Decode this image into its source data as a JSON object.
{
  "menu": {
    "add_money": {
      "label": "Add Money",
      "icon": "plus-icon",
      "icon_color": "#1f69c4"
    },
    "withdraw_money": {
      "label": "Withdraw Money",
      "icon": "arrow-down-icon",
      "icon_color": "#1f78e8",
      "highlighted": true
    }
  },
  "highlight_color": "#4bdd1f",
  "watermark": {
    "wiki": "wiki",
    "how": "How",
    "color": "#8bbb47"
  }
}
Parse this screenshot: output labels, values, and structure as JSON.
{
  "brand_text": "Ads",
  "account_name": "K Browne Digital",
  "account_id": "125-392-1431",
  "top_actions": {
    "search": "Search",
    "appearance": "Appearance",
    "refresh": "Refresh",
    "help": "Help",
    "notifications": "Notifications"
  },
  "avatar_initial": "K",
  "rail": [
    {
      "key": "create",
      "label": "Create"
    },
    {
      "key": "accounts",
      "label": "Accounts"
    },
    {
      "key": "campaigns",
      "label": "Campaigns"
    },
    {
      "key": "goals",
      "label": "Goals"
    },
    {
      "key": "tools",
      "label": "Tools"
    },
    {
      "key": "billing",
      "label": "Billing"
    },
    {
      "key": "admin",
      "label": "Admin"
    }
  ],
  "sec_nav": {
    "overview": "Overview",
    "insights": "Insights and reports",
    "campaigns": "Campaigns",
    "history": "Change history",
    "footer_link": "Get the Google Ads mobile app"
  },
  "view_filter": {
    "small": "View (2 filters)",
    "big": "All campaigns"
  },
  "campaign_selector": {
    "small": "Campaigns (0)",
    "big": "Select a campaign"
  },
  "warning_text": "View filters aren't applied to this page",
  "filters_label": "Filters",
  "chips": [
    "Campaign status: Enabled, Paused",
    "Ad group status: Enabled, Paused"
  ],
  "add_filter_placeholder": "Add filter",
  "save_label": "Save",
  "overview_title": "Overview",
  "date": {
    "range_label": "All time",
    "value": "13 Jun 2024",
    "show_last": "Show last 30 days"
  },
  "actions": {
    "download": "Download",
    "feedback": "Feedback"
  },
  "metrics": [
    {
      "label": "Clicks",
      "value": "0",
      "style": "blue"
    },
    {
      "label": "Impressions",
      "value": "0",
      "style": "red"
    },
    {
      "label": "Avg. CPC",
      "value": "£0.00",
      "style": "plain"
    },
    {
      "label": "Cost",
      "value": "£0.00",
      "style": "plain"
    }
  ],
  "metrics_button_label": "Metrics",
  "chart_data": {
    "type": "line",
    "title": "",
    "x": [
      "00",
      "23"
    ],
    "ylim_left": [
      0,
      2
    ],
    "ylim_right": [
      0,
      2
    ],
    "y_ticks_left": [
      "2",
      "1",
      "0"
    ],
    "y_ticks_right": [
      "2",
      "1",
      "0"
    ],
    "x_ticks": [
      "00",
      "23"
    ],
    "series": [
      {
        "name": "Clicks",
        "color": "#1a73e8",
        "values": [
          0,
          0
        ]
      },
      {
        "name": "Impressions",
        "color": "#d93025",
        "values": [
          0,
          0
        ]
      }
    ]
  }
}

_ _ _ _

_Written instruction:_ Repeat every entry exactly as written above.

_Finished task:_
Decode this image into its source data as a JSON object.
{
  "menu": {
    "add_money": {
      "label": "Add Money",
      "icon": "plus-icon",
      "icon_color": "#1f69c4"
    },
    "withdraw_money": {
      "label": "Withdraw Money",
      "icon": "arrow-down-icon",
      "icon_color": "#1f78e8",
      "highlighted": true
    }
  },
  "highlight_color": "#4bdd1f",
  "watermark": {
    "wiki": "wiki",
    "how": "How",
    "color": "#8bbb47"
  }
}
Parse this screenshot: output labels, values, and structure as JSON.
{
  "brand_text": "Ads",
  "account_name": "K Browne Digital",
  "account_id": "125-392-1431",
  "top_actions": {
    "search": "Search",
    "appearance": "Appearance",
    "refresh": "Refresh",
    "help": "Help",
    "notifications": "Notifications"
  },
  "avatar_initial": "K",
  "rail": [
    {
      "key": "create",
      "label": "Create"
    },
    {
      "key": "accounts",
      "label": "Accounts"
    },
    {
      "key": "campaigns",
      "label": "Campaigns"
    },
    {
      "key": "goals",
      "label": "Goals"
    },
    {
      "key": "tools",
      "label": "Tools"
    },
    {
      "key": "billing",
      "label": "Billing"
    },
    {
      "key": "admin",
      "label": "Admin"
    }
  ],
  "sec_nav": {
    "overview": "Overview",
    "insights": "Insights and reports",
    "campaigns": "Campaigns",
    "history": "Change history",
    "footer_link": "Get the Google Ads mobile app"
  },
  "view_filter": {
    "small": "View (2 filters)",
    "big": "All campaigns"
  },
  "campaign_selector": {
    "small": "Campaigns (0)",
    "big": "Select a campaign"
  },
  "warning_text": "View filters aren't applied to this page",
  "filters_label": "Filters",
  "chips": [
    "Campaign status: Enabled, Paused",
    "Ad group status: Enabled, Paused"
  ],
  "add_filter_placeholder": "Add filter",
  "save_label": "Save",
  "overview_title": "Overview",
  "date": {
    "range_label": "All time",
    "value": "13 Jun 2024",
    "show_last": "Show last 30 days"
  },
  "actions": {
    "download": "Download",
    "feedback": "Feedback"
  },
  "metrics": [
    {
      "label": "Clicks",
      "value": "0",
      "style": "blue"
    },
    {
      "label": "Impressions",
      "value": "0",
      "style": "red"
    },
    {
      "label": "Avg. CPC",
      "value": "£0.00",
      "style": "plain"
    },
    {
      "label": "Cost",
      "value": "£0.00",
      "style": "plain"
    }
  ],
  "metrics_button_label": "Metrics",
  "chart_data": {
    "type": "line",
    "title": "",
    "x": [
      "00",
      "23"
    ],
    "ylim_left": [
      0,
      2
    ],
    "ylim_right": [
      0,
      2
    ],
    "y_ticks_left": [
      "2",
      "1",
      "0"
    ],
    "y_ticks_right": [
      "2",
      "1",
      "0"
    ],
    "x_ticks": [
      "00",
      "23"
    ],
    "series": [
      {
        "name": "Clicks",
        "color": "#1a73e8",
        "values": [
          0,
          0
        ]
      },
      {
        "name": "Impressions",
        "color": "#d93025",
        "values": [
          0,
          0
        ]
      }
    ]
  }
}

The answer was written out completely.